→ Task details:
Transcribe the records that follow exactly. Skip the pictures.

========================================

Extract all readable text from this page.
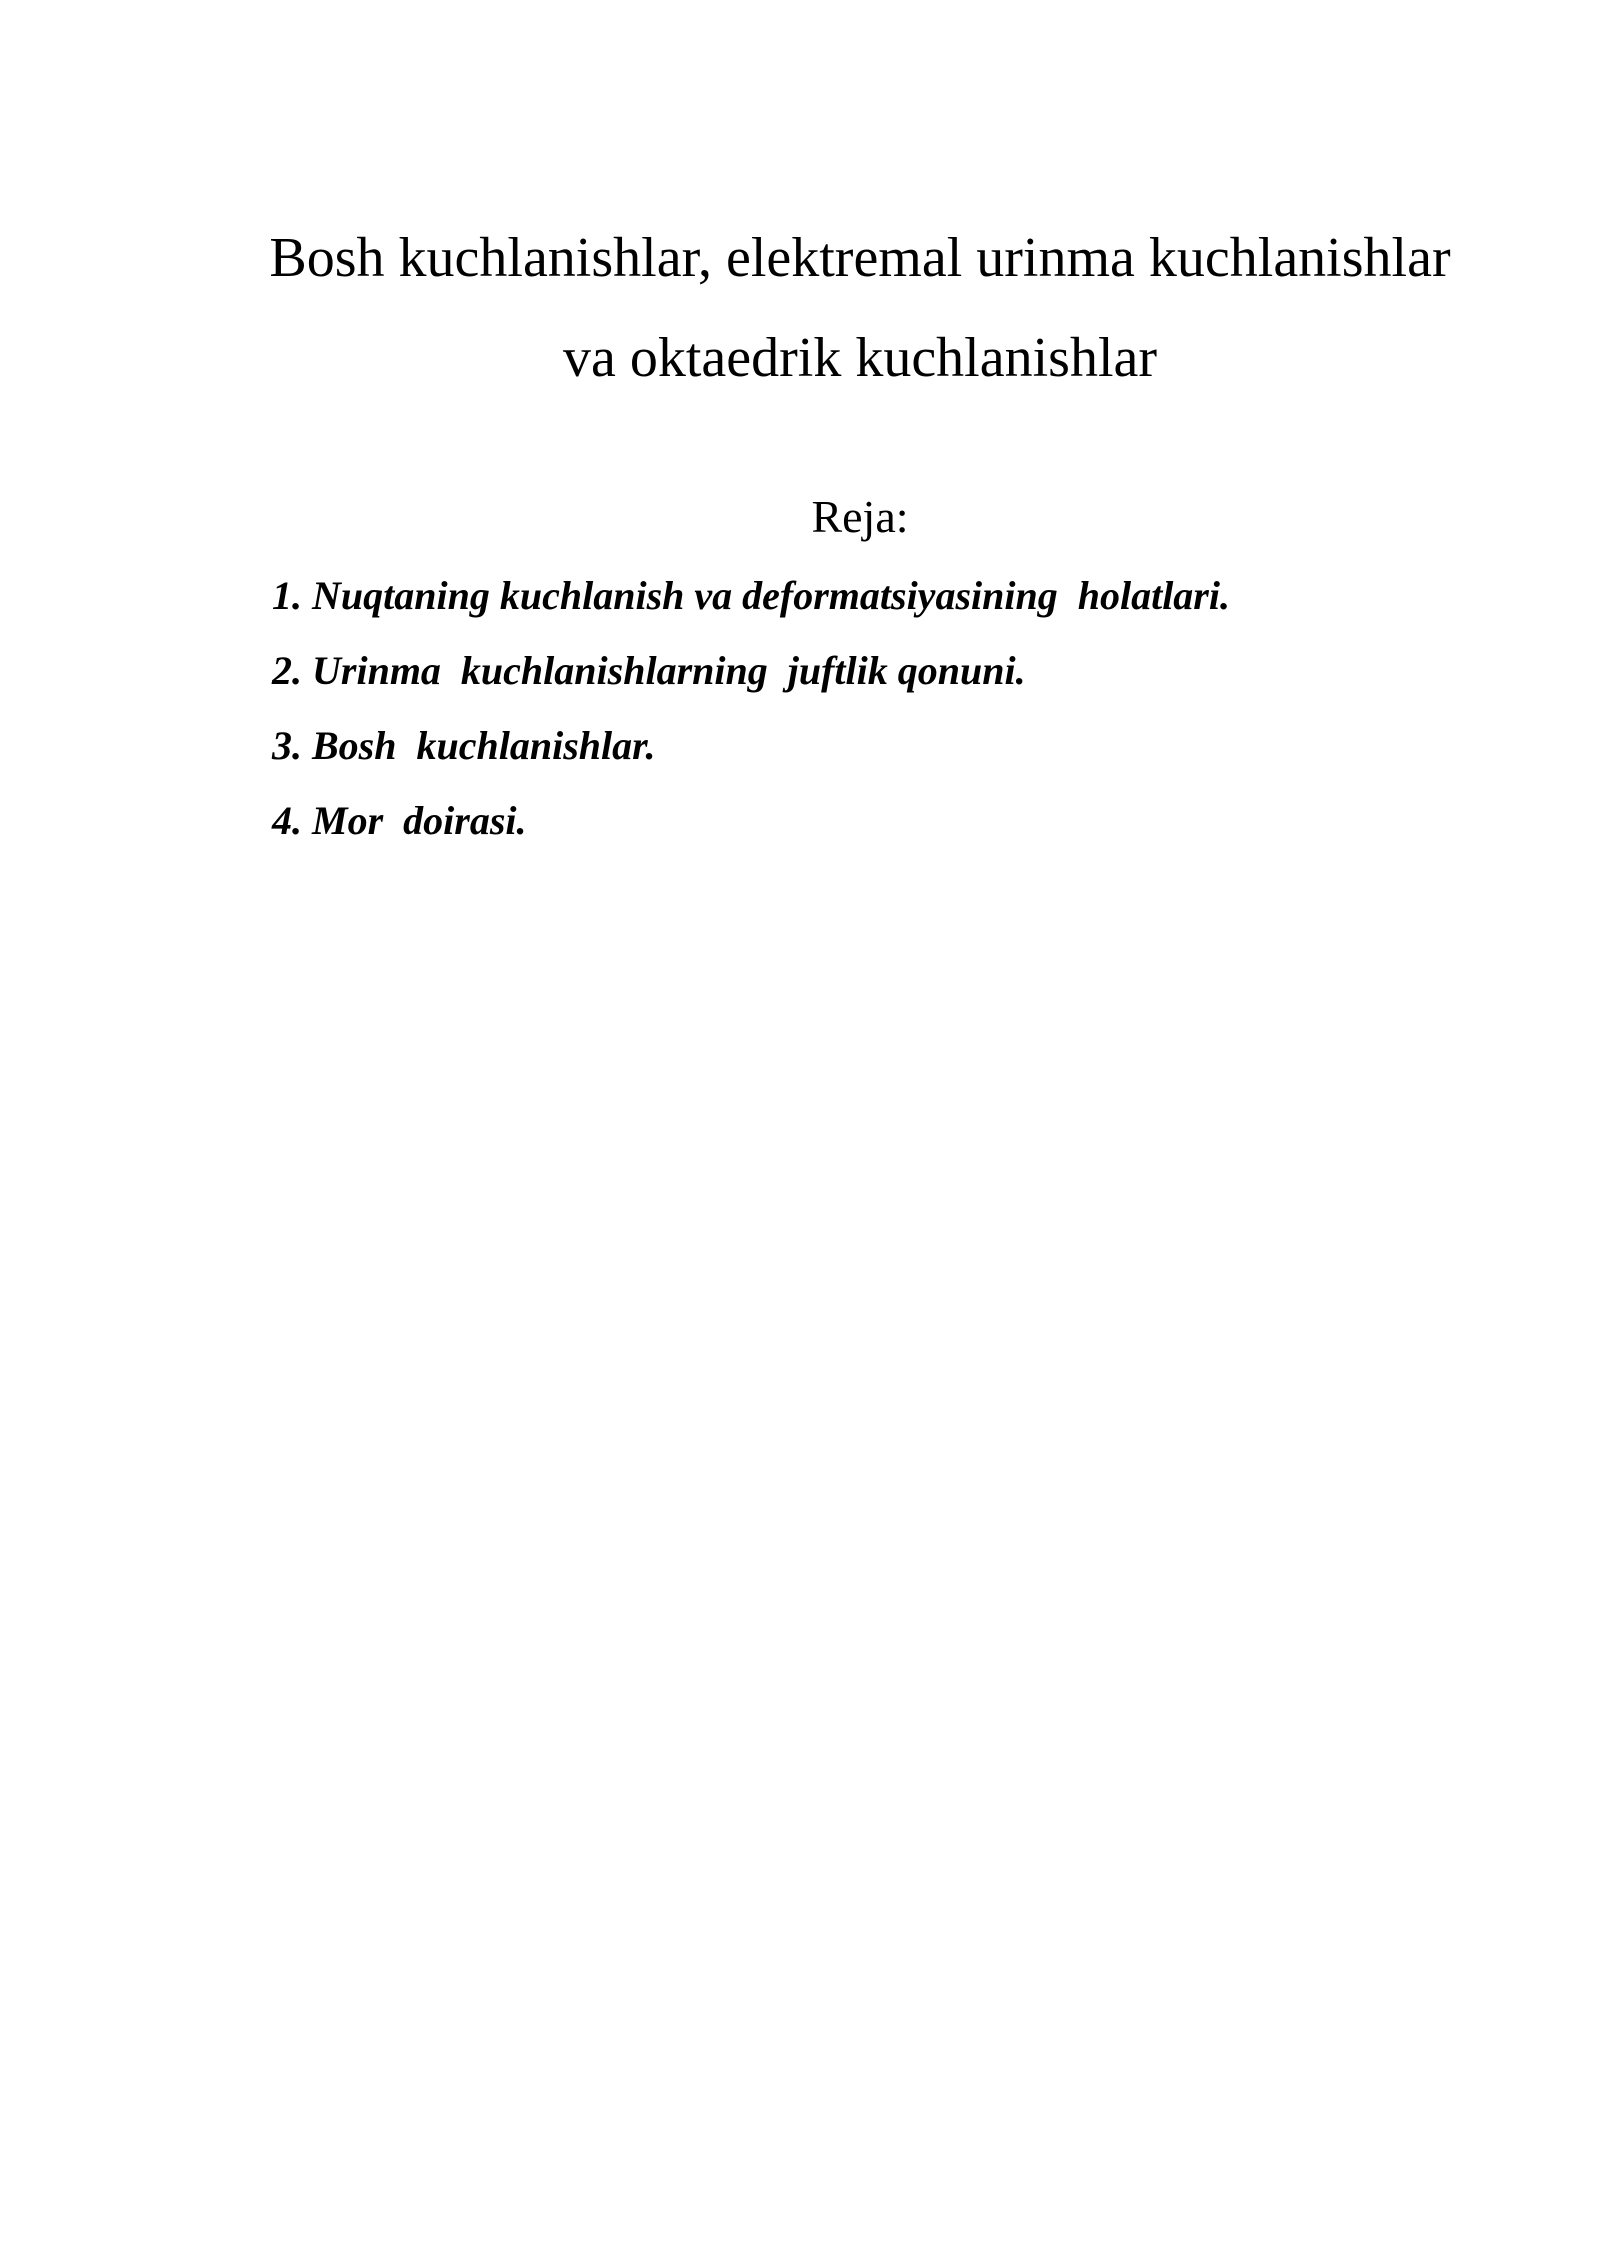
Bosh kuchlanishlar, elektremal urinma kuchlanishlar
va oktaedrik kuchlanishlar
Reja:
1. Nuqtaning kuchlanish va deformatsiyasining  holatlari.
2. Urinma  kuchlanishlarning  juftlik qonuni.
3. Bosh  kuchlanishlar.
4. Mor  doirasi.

========================================

→ Response to the task:
Extract all readable text from this page.
Bosh kuchlanishlar, elektremal urinma kuchlanishlar
va oktaedrik kuchlanishlar
Reja:
1. Nuqtaning kuchlanish va deformatsiyasining  holatlari.
2. Urinma  kuchlanishlarning  juftlik qonuni.
3. Bosh  kuchlanishlar.
4. Mor  doirasi.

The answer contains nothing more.